▶ **SHORT TASK**: Every record here needs to be written out again exactly.

▶ **DATA SHOWN**:
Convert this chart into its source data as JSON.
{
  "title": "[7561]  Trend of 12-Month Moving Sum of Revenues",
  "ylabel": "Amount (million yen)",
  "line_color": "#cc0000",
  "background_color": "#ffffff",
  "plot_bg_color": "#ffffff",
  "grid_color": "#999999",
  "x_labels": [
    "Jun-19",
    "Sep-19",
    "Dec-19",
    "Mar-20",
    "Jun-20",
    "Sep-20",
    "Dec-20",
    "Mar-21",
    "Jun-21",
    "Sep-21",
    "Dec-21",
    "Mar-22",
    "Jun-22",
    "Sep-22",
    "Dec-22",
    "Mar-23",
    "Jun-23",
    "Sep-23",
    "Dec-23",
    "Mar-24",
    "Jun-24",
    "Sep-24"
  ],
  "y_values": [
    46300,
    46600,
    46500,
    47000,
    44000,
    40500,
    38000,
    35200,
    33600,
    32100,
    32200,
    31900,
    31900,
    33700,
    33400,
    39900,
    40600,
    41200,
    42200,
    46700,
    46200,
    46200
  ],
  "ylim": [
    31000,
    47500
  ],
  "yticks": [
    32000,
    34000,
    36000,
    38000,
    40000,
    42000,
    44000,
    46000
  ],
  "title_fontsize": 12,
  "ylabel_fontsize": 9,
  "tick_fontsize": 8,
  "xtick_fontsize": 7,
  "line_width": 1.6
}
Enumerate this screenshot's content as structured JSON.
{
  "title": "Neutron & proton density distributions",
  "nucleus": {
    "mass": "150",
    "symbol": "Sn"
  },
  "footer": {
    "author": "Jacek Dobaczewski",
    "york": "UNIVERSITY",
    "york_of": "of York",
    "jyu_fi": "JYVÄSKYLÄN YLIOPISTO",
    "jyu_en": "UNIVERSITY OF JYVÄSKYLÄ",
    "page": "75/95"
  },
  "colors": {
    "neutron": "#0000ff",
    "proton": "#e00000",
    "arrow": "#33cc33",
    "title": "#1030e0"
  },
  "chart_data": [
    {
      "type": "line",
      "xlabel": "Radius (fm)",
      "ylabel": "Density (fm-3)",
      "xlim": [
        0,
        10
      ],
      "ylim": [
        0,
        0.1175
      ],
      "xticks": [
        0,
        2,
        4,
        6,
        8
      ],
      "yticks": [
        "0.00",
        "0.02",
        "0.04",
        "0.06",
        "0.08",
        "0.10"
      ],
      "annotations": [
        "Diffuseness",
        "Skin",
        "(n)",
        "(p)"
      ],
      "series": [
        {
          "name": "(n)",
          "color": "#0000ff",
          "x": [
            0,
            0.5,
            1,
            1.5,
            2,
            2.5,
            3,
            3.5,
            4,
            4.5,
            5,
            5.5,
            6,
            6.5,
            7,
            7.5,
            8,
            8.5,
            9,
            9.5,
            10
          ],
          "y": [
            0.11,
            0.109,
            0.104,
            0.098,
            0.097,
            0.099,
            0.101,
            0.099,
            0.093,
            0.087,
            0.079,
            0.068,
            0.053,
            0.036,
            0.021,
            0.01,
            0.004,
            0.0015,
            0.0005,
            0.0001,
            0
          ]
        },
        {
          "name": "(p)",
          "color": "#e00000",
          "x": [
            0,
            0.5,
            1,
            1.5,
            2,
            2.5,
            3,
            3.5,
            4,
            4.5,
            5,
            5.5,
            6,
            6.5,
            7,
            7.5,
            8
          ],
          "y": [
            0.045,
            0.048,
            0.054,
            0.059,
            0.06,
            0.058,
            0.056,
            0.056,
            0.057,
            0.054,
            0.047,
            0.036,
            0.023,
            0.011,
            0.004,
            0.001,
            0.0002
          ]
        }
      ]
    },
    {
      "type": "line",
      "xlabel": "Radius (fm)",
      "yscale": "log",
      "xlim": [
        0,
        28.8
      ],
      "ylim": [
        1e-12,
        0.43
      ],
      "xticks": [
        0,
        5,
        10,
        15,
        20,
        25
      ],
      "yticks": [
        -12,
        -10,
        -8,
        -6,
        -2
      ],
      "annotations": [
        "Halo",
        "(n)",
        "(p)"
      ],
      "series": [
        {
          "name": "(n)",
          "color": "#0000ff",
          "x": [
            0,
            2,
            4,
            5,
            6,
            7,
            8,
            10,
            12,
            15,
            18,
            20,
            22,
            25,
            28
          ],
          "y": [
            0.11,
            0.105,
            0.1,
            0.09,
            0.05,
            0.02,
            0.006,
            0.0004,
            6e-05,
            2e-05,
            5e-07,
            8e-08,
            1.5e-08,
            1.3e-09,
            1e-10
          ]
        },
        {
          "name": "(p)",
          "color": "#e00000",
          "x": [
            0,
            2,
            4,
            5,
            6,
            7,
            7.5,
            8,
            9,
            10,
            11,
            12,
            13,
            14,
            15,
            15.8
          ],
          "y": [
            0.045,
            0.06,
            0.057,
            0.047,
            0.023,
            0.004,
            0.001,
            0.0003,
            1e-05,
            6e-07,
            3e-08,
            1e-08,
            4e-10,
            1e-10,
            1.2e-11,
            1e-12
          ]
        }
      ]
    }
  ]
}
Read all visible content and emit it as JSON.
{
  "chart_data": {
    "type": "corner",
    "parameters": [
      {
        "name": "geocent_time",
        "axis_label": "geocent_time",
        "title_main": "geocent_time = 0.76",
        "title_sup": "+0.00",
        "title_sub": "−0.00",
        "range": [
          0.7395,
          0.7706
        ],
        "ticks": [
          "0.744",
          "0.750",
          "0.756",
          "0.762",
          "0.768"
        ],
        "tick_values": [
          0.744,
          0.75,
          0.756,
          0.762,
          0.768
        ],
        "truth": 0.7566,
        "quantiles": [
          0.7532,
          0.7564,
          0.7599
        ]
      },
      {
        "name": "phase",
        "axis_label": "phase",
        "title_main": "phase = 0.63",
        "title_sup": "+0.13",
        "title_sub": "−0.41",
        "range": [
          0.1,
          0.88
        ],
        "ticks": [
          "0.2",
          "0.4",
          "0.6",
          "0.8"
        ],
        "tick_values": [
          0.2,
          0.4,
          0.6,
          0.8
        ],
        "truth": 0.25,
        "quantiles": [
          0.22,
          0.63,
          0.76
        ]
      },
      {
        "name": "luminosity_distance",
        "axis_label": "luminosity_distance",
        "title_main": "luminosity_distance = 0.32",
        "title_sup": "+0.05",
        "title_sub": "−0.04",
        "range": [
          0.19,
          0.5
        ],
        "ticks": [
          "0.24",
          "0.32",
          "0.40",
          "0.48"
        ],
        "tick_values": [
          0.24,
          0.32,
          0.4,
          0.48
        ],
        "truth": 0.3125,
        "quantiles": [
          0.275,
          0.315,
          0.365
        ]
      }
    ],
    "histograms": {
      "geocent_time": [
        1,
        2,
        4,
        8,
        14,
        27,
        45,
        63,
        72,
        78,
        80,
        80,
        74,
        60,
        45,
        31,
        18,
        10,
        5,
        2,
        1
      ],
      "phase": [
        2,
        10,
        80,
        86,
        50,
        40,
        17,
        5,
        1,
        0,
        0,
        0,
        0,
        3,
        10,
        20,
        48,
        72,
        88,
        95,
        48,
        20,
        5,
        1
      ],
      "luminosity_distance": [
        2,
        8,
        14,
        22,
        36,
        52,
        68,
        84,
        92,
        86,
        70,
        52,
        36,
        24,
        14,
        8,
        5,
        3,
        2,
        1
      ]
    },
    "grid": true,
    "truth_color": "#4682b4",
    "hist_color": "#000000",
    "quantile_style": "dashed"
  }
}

▶ **THE RESULT**:
Convert this chart into its source data as JSON.
{
  "title": "[7561]  Trend of 12-Month Moving Sum of Revenues",
  "ylabel": "Amount (million yen)",
  "line_color": "#cc0000",
  "background_color": "#ffffff",
  "plot_bg_color": "#ffffff",
  "grid_color": "#999999",
  "x_labels": [
    "Jun-19",
    "Sep-19",
    "Dec-19",
    "Mar-20",
    "Jun-20",
    "Sep-20",
    "Dec-20",
    "Mar-21",
    "Jun-21",
    "Sep-21",
    "Dec-21",
    "Mar-22",
    "Jun-22",
    "Sep-22",
    "Dec-22",
    "Mar-23",
    "Jun-23",
    "Sep-23",
    "Dec-23",
    "Mar-24",
    "Jun-24",
    "Sep-24"
  ],
  "y_values": [
    46300,
    46600,
    46500,
    47000,
    44000,
    40500,
    38000,
    35200,
    33600,
    32100,
    32200,
    31900,
    31900,
    33700,
    33400,
    39900,
    40600,
    41200,
    42200,
    46700,
    46200,
    46200
  ],
  "ylim": [
    31000,
    47500
  ],
  "yticks": [
    32000,
    34000,
    36000,
    38000,
    40000,
    42000,
    44000,
    46000
  ],
  "title_fontsize": 12,
  "ylabel_fontsize": 9,
  "tick_fontsize": 8,
  "xtick_fontsize": 7,
  "line_width": 1.6
}
Enumerate this screenshot's content as structured JSON.
{
  "title": "Neutron & proton density distributions",
  "nucleus": {
    "mass": "150",
    "symbol": "Sn"
  },
  "footer": {
    "author": "Jacek Dobaczewski",
    "york": "UNIVERSITY",
    "york_of": "of York",
    "jyu_fi": "JYVÄSKYLÄN YLIOPISTO",
    "jyu_en": "UNIVERSITY OF JYVÄSKYLÄ",
    "page": "75/95"
  },
  "colors": {
    "neutron": "#0000ff",
    "proton": "#e00000",
    "arrow": "#33cc33",
    "title": "#1030e0"
  },
  "chart_data": [
    {
      "type": "line",
      "xlabel": "Radius (fm)",
      "ylabel": "Density (fm-3)",
      "xlim": [
        0,
        10
      ],
      "ylim": [
        0,
        0.1175
      ],
      "xticks": [
        0,
        2,
        4,
        6,
        8
      ],
      "yticks": [
        "0.00",
        "0.02",
        "0.04",
        "0.06",
        "0.08",
        "0.10"
      ],
      "annotations": [
        "Diffuseness",
        "Skin",
        "(n)",
        "(p)"
      ],
      "series": [
        {
          "name": "(n)",
          "color": "#0000ff",
          "x": [
            0,
            0.5,
            1,
            1.5,
            2,
            2.5,
            3,
            3.5,
            4,
            4.5,
            5,
            5.5,
            6,
            6.5,
            7,
            7.5,
            8,
            8.5,
            9,
            9.5,
            10
          ],
          "y": [
            0.11,
            0.109,
            0.104,
            0.098,
            0.097,
            0.099,
            0.101,
            0.099,
            0.093,
            0.087,
            0.079,
            0.068,
            0.053,
            0.036,
            0.021,
            0.01,
            0.004,
            0.0015,
            0.0005,
            0.0001,
            0
          ]
        },
        {
          "name": "(p)",
          "color": "#e00000",
          "x": [
            0,
            0.5,
            1,
            1.5,
            2,
            2.5,
            3,
            3.5,
            4,
            4.5,
            5,
            5.5,
            6,
            6.5,
            7,
            7.5,
            8
          ],
          "y": [
            0.045,
            0.048,
            0.054,
            0.059,
            0.06,
            0.058,
            0.056,
            0.056,
            0.057,
            0.054,
            0.047,
            0.036,
            0.023,
            0.011,
            0.004,
            0.001,
            0.0002
          ]
        }
      ]
    },
    {
      "type": "line",
      "xlabel": "Radius (fm)",
      "yscale": "log",
      "xlim": [
        0,
        28.8
      ],
      "ylim": [
        1e-12,
        0.43
      ],
      "xticks": [
        0,
        5,
        10,
        15,
        20,
        25
      ],
      "yticks": [
        -12,
        -10,
        -8,
        -6,
        -2
      ],
      "annotations": [
        "Halo",
        "(n)",
        "(p)"
      ],
      "series": [
        {
          "name": "(n)",
          "color": "#0000ff",
          "x": [
            0,
            2,
            4,
            5,
            6,
            7,
            8,
            10,
            12,
            15,
            18,
            20,
            22,
            25,
            28
          ],
          "y": [
            0.11,
            0.105,
            0.1,
            0.09,
            0.05,
            0.02,
            0.006,
            0.0004,
            6e-05,
            2e-05,
            5e-07,
            8e-08,
            1.5e-08,
            1.3e-09,
            1e-10
          ]
        },
        {
          "name": "(p)",
          "color": "#e00000",
          "x": [
            0,
            2,
            4,
            5,
            6,
            7,
            7.5,
            8,
            9,
            10,
            11,
            12,
            13,
            14,
            15,
            15.8
          ],
          "y": [
            0.045,
            0.06,
            0.057,
            0.047,
            0.023,
            0.004,
            0.001,
            0.0003,
            1e-05,
            6e-07,
            3e-08,
            1e-08,
            4e-10,
            1e-10,
            1.2e-11,
            1e-12
          ]
        }
      ]
    }
  ]
}
Read all visible content and emit it as JSON.
{
  "chart_data": {
    "type": "corner",
    "parameters": [
      {
        "name": "geocent_time",
        "axis_label": "geocent_time",
        "title_main": "geocent_time = 0.76",
        "title_sup": "+0.00",
        "title_sub": "−0.00",
        "range": [
          0.7395,
          0.7706
        ],
        "ticks": [
          "0.744",
          "0.750",
          "0.756",
          "0.762",
          "0.768"
        ],
        "tick_values": [
          0.744,
          0.75,
          0.756,
          0.762,
          0.768
        ],
        "truth": 0.7566,
        "quantiles": [
          0.7532,
          0.7564,
          0.7599
        ]
      },
      {
        "name": "phase",
        "axis_label": "phase",
        "title_main": "phase = 0.63",
        "title_sup": "+0.13",
        "title_sub": "−0.41",
        "range": [
          0.1,
          0.88
        ],
        "ticks": [
          "0.2",
          "0.4",
          "0.6",
          "0.8"
        ],
        "tick_values": [
          0.2,
          0.4,
          0.6,
          0.8
        ],
        "truth": 0.25,
        "quantiles": [
          0.22,
          0.63,
          0.76
        ]
      },
      {
        "name": "luminosity_distance",
        "axis_label": "luminosity_distance",
        "title_main": "luminosity_distance = 0.32",
        "title_sup": "+0.05",
        "title_sub": "−0.04",
        "range": [
          0.19,
          0.5
        ],
        "ticks": [
          "0.24",
          "0.32",
          "0.40",
          "0.48"
        ],
        "tick_values": [
          0.24,
          0.32,
          0.4,
          0.48
        ],
        "truth": 0.3125,
        "quantiles": [
          0.275,
          0.315,
          0.365
        ]
      }
    ],
    "histograms": {
      "geocent_time": [
        1,
        2,
        4,
        8,
        14,
        27,
        45,
        63,
        72,
        78,
        80,
        80,
        74,
        60,
        45,
        31,
        18,
        10,
        5,
        2,
        1
      ],
      "phase": [
        2,
        10,
        80,
        86,
        50,
        40,
        17,
        5,
        1,
        0,
        0,
        0,
        0,
        3,
        10,
        20,
        48,
        72,
        88,
        95,
        48,
        20,
        5,
        1
      ],
      "luminosity_distance": [
        2,
        8,
        14,
        22,
        36,
        52,
        68,
        84,
        92,
        86,
        70,
        52,
        36,
        24,
        14,
        8,
        5,
        3,
        2,
        1
      ]
    },
    "grid": true,
    "truth_color": "#4682b4",
    "hist_color": "#000000",
    "quantile_style": "dashed"
  }
}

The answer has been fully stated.